* [WRITTEN PROBLEM]
Locate all lines with the word "стрелке" and copy them out.

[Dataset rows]
########
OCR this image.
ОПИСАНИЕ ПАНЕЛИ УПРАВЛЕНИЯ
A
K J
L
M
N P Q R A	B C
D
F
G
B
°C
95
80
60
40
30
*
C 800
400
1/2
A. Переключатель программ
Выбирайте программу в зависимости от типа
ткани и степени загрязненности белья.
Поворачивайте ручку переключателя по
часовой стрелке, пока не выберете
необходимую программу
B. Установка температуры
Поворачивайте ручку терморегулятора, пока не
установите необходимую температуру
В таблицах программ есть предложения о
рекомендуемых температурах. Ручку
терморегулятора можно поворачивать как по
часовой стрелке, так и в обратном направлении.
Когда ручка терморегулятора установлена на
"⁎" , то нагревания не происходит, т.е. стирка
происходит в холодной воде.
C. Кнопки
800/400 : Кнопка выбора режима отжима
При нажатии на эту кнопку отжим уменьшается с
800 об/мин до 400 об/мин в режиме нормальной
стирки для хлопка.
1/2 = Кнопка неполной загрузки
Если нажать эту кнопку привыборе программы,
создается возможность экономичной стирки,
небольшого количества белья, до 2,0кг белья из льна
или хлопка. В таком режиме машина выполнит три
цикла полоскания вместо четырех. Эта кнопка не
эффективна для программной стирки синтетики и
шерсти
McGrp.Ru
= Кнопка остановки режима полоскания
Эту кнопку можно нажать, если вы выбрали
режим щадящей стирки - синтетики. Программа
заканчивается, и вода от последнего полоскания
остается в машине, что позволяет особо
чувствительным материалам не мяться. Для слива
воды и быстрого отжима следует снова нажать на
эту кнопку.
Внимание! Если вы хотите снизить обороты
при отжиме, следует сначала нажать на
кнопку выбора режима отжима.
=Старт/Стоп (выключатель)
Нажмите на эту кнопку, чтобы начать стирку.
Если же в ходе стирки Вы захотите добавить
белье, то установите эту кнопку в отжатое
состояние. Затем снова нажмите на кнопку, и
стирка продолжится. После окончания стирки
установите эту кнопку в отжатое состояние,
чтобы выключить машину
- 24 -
########
* [TASK OUTPUT]
часовой стрелке, пока не выберете
часовой стрелке, так и в обратном направлении.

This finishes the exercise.